[Collected data]
>>>

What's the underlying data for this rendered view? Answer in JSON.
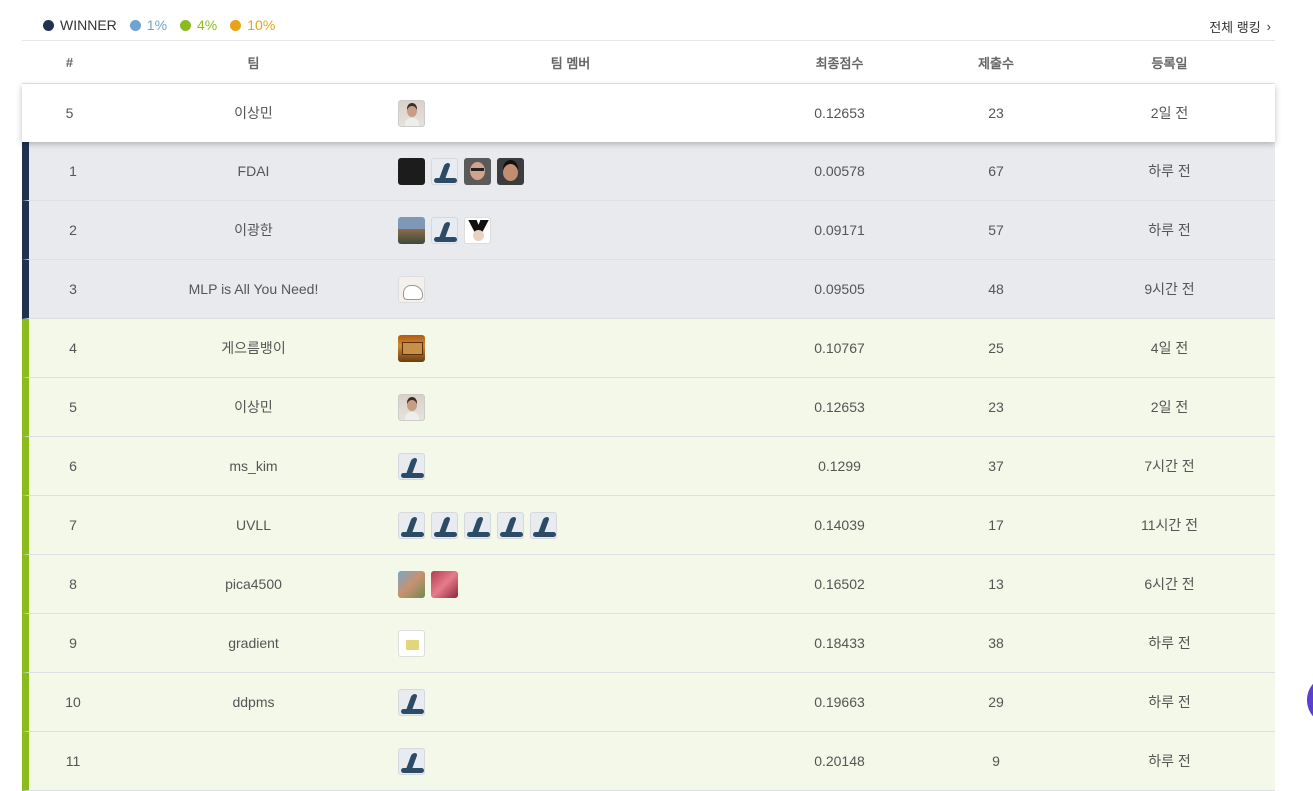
{
  "legend": {
    "items": [
      {
        "label": "WINNER",
        "color": "#1f3350",
        "text_color": "#333333"
      },
      {
        "label": "1%",
        "color": "#6fa3d2",
        "text_color": "#6fa3d2"
      },
      {
        "label": "4%",
        "color": "#8cbb1e",
        "text_color": "#8cbb1e"
      },
      {
        "label": "10%",
        "color": "#e8a316",
        "text_color": "#e8a316"
      }
    ],
    "full_ranking_label": "전체 랭킹",
    "chevron": "›"
  },
  "table": {
    "headers": {
      "rank": "#",
      "team": "팀",
      "members": "팀 멤버",
      "score": "최종점수",
      "submissions": "제출수",
      "date": "등록일"
    },
    "my_row": {
      "rank": "5",
      "team": "이상민",
      "score": "0.12653",
      "submissions": "23",
      "date": "2일 전",
      "avatars": [
        "person"
      ]
    },
    "rows": [
      {
        "rank": "1",
        "team": "FDAI",
        "score": "0.00578",
        "submissions": "67",
        "date": "하루 전",
        "tier": "winner",
        "avatars": [
          "black",
          "wave",
          "man",
          "man2"
        ]
      },
      {
        "rank": "2",
        "team": "이광한",
        "score": "0.09171",
        "submissions": "57",
        "date": "하루 전",
        "tier": "winner",
        "avatars": [
          "scene",
          "wave",
          "panda"
        ]
      },
      {
        "rank": "3",
        "team": "MLP is All You Need!",
        "score": "0.09505",
        "submissions": "48",
        "date": "9시간 전",
        "tier": "winner",
        "avatars": [
          "dino"
        ]
      },
      {
        "rank": "4",
        "team": "게으름뱅이",
        "score": "0.10767",
        "submissions": "25",
        "date": "4일 전",
        "tier": "tier4",
        "avatars": [
          "box"
        ]
      },
      {
        "rank": "5",
        "team": "이상민",
        "score": "0.12653",
        "submissions": "23",
        "date": "2일 전",
        "tier": "tier4",
        "avatars": [
          "person"
        ]
      },
      {
        "rank": "6",
        "team": "ms_kim",
        "score": "0.1299",
        "submissions": "37",
        "date": "7시간 전",
        "tier": "tier4",
        "avatars": [
          "wave"
        ]
      },
      {
        "rank": "7",
        "team": "UVLL",
        "score": "0.14039",
        "submissions": "17",
        "date": "11시간 전",
        "tier": "tier4",
        "avatars": [
          "wave",
          "wave",
          "wave",
          "wave",
          "wave"
        ]
      },
      {
        "rank": "8",
        "team": "pica4500",
        "score": "0.16502",
        "submissions": "13",
        "date": "6시간 전",
        "tier": "tier4",
        "avatars": [
          "anime",
          "pink"
        ]
      },
      {
        "rank": "9",
        "team": "gradient",
        "score": "0.18433",
        "submissions": "38",
        "date": "하루 전",
        "tier": "tier4",
        "avatars": [
          "folder"
        ]
      },
      {
        "rank": "10",
        "team": "ddpms",
        "score": "0.19663",
        "submissions": "29",
        "date": "하루 전",
        "tier": "tier4",
        "avatars": [
          "wave"
        ]
      },
      {
        "rank": "11",
        "team": "",
        "score": "0.20148",
        "submissions": "9",
        "date": "하루 전",
        "tier": "tier4",
        "avatars": [
          "wave"
        ]
      }
    ]
  }
}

<<<

Work to complete: Repeat the data in full and exactly. Omit pictures.

Response to this exercise:
What's the underlying data for this rendered view? Answer in JSON.
{
  "legend": {
    "items": [
      {
        "label": "WINNER",
        "color": "#1f3350",
        "text_color": "#333333"
      },
      {
        "label": "1%",
        "color": "#6fa3d2",
        "text_color": "#6fa3d2"
      },
      {
        "label": "4%",
        "color": "#8cbb1e",
        "text_color": "#8cbb1e"
      },
      {
        "label": "10%",
        "color": "#e8a316",
        "text_color": "#e8a316"
      }
    ],
    "full_ranking_label": "전체 랭킹",
    "chevron": "›"
  },
  "table": {
    "headers": {
      "rank": "#",
      "team": "팀",
      "members": "팀 멤버",
      "score": "최종점수",
      "submissions": "제출수",
      "date": "등록일"
    },
    "my_row": {
      "rank": "5",
      "team": "이상민",
      "score": "0.12653",
      "submissions": "23",
      "date": "2일 전",
      "avatars": [
        "person"
      ]
    },
    "rows": [
      {
        "rank": "1",
        "team": "FDAI",
        "score": "0.00578",
        "submissions": "67",
        "date": "하루 전",
        "tier": "winner",
        "avatars": [
          "black",
          "wave",
          "man",
          "man2"
        ]
      },
      {
        "rank": "2",
        "team": "이광한",
        "score": "0.09171",
        "submissions": "57",
        "date": "하루 전",
        "tier": "winner",
        "avatars": [
          "scene",
          "wave",
          "panda"
        ]
      },
      {
        "rank": "3",
        "team": "MLP is All You Need!",
        "score": "0.09505",
        "submissions": "48",
        "date": "9시간 전",
        "tier": "winner",
        "avatars": [
          "dino"
        ]
      },
      {
        "rank": "4",
        "team": "게으름뱅이",
        "score": "0.10767",
        "submissions": "25",
        "date": "4일 전",
        "tier": "tier4",
        "avatars": [
          "box"
        ]
      },
      {
        "rank": "5",
        "team": "이상민",
        "score": "0.12653",
        "submissions": "23",
        "date": "2일 전",
        "tier": "tier4",
        "avatars": [
          "person"
        ]
      },
      {
        "rank": "6",
        "team": "ms_kim",
        "score": "0.1299",
        "submissions": "37",
        "date": "7시간 전",
        "tier": "tier4",
        "avatars": [
          "wave"
        ]
      },
      {
        "rank": "7",
        "team": "UVLL",
        "score": "0.14039",
        "submissions": "17",
        "date": "11시간 전",
        "tier": "tier4",
        "avatars": [
          "wave",
          "wave",
          "wave",
          "wave",
          "wave"
        ]
      },
      {
        "rank": "8",
        "team": "pica4500",
        "score": "0.16502",
        "submissions": "13",
        "date": "6시간 전",
        "tier": "tier4",
        "avatars": [
          "anime",
          "pink"
        ]
      },
      {
        "rank": "9",
        "team": "gradient",
        "score": "0.18433",
        "submissions": "38",
        "date": "하루 전",
        "tier": "tier4",
        "avatars": [
          "folder"
        ]
      },
      {
        "rank": "10",
        "team": "ddpms",
        "score": "0.19663",
        "submissions": "29",
        "date": "하루 전",
        "tier": "tier4",
        "avatars": [
          "wave"
        ]
      },
      {
        "rank": "11",
        "team": "",
        "score": "0.20148",
        "submissions": "9",
        "date": "하루 전",
        "tier": "tier4",
        "avatars": [
          "wave"
        ]
      }
    ]
  }
}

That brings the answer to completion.